Find the word "TestThreadIncorrect" in the material below and gather every line that contains it.

*DATA FOR THIS EXERCISE*.
○ ○ ○ ○ ○

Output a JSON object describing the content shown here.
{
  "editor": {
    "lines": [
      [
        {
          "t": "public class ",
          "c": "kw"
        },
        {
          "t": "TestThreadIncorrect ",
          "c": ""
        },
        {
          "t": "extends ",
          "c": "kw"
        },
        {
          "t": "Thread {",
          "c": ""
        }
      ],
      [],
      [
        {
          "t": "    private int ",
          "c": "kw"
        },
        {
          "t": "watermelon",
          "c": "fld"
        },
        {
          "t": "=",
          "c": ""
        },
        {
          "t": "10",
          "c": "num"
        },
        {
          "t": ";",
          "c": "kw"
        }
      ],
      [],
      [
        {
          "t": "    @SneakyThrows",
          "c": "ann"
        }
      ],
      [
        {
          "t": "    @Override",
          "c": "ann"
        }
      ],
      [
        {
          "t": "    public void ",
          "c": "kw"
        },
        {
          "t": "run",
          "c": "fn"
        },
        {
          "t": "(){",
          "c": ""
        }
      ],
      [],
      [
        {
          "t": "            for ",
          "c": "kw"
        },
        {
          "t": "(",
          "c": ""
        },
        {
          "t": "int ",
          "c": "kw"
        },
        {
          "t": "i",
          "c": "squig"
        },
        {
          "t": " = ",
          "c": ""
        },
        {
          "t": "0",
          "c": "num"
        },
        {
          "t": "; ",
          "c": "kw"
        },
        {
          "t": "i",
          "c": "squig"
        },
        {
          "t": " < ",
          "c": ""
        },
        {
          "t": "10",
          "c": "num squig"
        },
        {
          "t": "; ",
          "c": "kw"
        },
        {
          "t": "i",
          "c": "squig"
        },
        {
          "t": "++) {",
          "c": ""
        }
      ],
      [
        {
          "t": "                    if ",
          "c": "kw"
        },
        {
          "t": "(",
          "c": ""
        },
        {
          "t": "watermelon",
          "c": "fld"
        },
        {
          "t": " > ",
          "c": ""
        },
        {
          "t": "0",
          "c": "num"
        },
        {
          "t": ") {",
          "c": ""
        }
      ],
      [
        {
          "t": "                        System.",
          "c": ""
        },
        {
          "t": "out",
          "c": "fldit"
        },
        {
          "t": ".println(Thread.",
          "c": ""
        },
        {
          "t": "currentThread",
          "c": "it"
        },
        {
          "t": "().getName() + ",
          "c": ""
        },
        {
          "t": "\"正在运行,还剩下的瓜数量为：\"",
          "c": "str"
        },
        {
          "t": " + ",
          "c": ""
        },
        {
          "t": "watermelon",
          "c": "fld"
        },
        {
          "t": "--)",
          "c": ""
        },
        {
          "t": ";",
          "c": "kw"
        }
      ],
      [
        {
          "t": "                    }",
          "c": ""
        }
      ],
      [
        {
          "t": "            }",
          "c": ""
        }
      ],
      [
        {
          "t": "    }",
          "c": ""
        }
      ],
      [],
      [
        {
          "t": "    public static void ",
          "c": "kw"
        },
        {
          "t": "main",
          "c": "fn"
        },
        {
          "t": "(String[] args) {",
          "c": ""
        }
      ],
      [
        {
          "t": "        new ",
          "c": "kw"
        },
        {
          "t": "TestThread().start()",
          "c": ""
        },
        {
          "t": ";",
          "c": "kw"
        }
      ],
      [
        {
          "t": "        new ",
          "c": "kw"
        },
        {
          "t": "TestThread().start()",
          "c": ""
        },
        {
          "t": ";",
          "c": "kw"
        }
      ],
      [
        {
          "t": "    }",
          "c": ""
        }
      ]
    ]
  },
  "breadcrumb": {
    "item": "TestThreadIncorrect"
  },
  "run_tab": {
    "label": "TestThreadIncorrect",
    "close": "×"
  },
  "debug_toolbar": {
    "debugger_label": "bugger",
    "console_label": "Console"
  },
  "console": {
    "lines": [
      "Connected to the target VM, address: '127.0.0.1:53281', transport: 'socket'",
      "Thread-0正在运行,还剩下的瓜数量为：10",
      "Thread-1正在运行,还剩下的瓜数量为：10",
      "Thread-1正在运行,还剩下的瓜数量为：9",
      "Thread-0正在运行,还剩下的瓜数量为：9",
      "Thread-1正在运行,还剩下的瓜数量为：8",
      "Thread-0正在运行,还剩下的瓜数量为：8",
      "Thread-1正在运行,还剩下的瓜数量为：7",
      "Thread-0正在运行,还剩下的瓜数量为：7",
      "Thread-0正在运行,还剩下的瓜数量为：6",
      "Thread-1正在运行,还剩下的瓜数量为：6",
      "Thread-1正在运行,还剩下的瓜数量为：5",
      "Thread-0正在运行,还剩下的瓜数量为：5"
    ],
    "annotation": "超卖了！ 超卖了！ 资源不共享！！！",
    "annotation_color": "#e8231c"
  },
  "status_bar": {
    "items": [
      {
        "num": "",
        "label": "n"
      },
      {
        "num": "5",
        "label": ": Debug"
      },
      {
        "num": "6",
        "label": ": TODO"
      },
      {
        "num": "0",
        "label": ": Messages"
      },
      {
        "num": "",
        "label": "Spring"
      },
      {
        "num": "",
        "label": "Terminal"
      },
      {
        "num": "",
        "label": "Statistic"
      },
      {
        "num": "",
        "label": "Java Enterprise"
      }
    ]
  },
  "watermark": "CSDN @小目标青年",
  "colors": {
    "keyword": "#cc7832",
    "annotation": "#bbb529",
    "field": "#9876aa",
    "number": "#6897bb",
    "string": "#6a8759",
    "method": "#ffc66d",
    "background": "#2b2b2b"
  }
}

○ ○ ○ ○ ○

*RESPONSE FOR THIS EXERCISE*.
          "t": "TestThreadIncorrect ",
    "item": "TestThreadIncorrect"
    "label": "TestThreadIncorrect",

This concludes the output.